» **Exercise objective**
Transcribe the records below in full; pictures stay out of the copy.

» **Listing**
== == ==
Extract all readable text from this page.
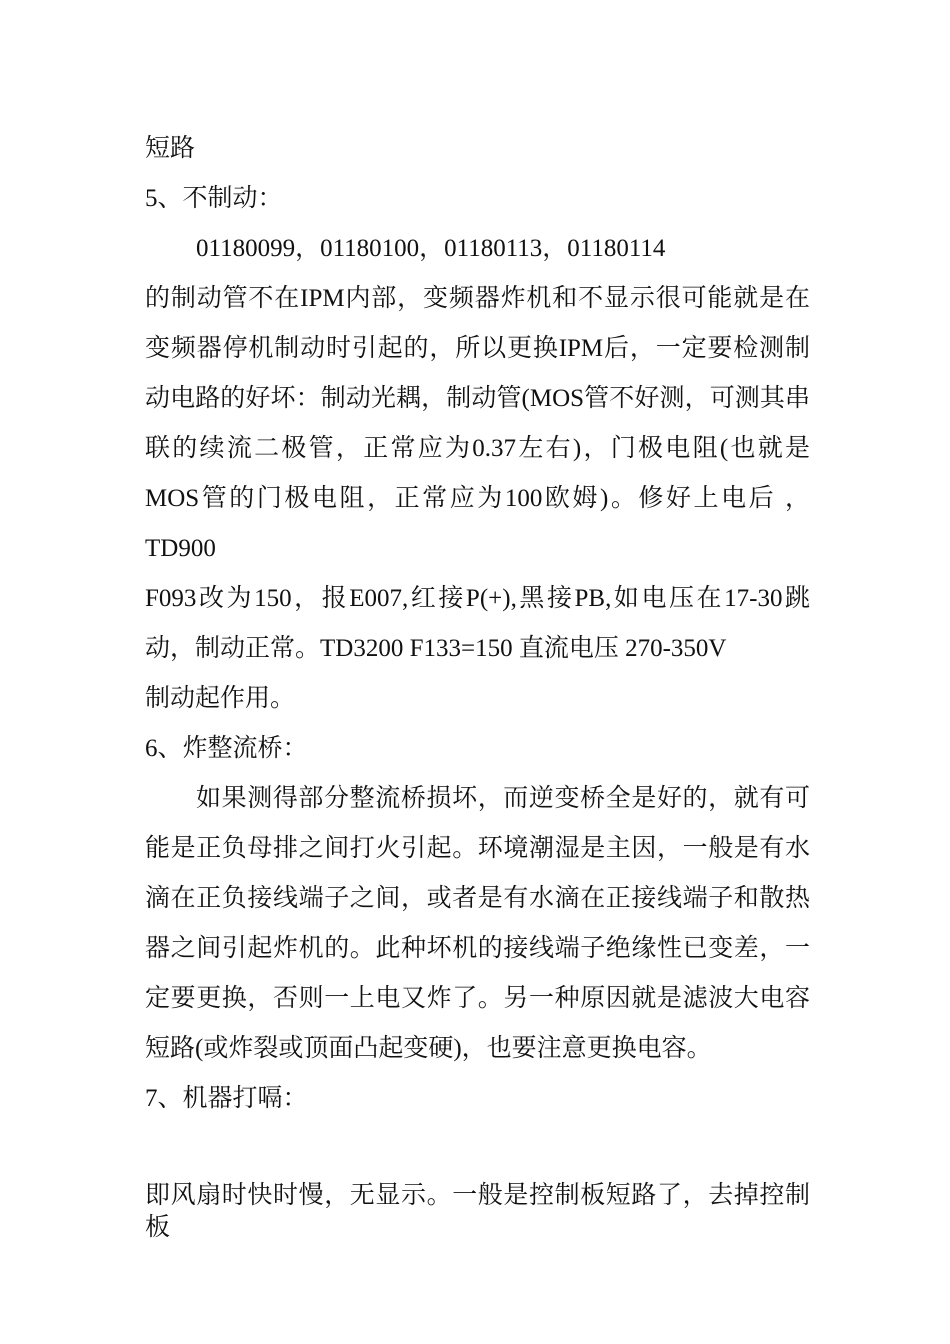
短路
5、不制动：
01180099，01180100，01180113，01180114
的制动管不在IPM内部，变频器炸机和不显示很可能就是在
变频器停机制动时引起的，所以更换IPM后，一定要检测制
动电路的好坏：制动光耦，制动管(MOS管不好测，可测其串
联的续流二极管，正常应为0.37左右)，门极电阻(也就是
MOS管的门极电阻，正常应为100欧姆)。修好上电后 ，
TD900
F093改为150，报E007,红接P(+),黑接PB,如电压在17-30跳
动，制动正常。TD3200 F133=150 直流电压 270-350V
制动起作用。
6、炸整流桥：
如果测得部分整流桥损坏，而逆变桥全是好的，就有可
能是正负母排之间打火引起。环境潮湿是主因，一般是有水
滴在正负接线端子之间，或者是有水滴在正接线端子和散热
器之间引起炸机的。此种坏机的接线端子绝缘性已变差，一
定要更换，否则一上电又炸了。另一种原因就是滤波大电容
短路(或炸裂或顶面凸起变硬)，也要注意更换电容。
7、机器打嗝：
即风扇时快时慢，无显示。一般是控制板短路了，去掉控制板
== == ==
» **The result**
Extract all readable text from this page.
短路
5、不制动：
01180099，01180100，01180113，01180114
的制动管不在IPM内部，变频器炸机和不显示很可能就是在
变频器停机制动时引起的，所以更换IPM后，一定要检测制
动电路的好坏：制动光耦，制动管(MOS管不好测，可测其串
联的续流二极管，正常应为0.37左右)，门极电阻(也就是
MOS管的门极电阻，正常应为100欧姆)。修好上电后 ，
TD900
F093改为150，报E007,红接P(+),黑接PB,如电压在17-30跳
动，制动正常。TD3200 F133=150 直流电压 270-350V
制动起作用。
6、炸整流桥：
如果测得部分整流桥损坏，而逆变桥全是好的，就有可
能是正负母排之间打火引起。环境潮湿是主因，一般是有水
滴在正负接线端子之间，或者是有水滴在正接线端子和散热
器之间引起炸机的。此种坏机的接线端子绝缘性已变差，一
定要更换，否则一上电又炸了。另一种原因就是滤波大电容
短路(或炸裂或顶面凸起变硬)，也要注意更换电容。
7、机器打嗝：
即风扇时快时慢，无显示。一般是控制板短路了，去掉控制板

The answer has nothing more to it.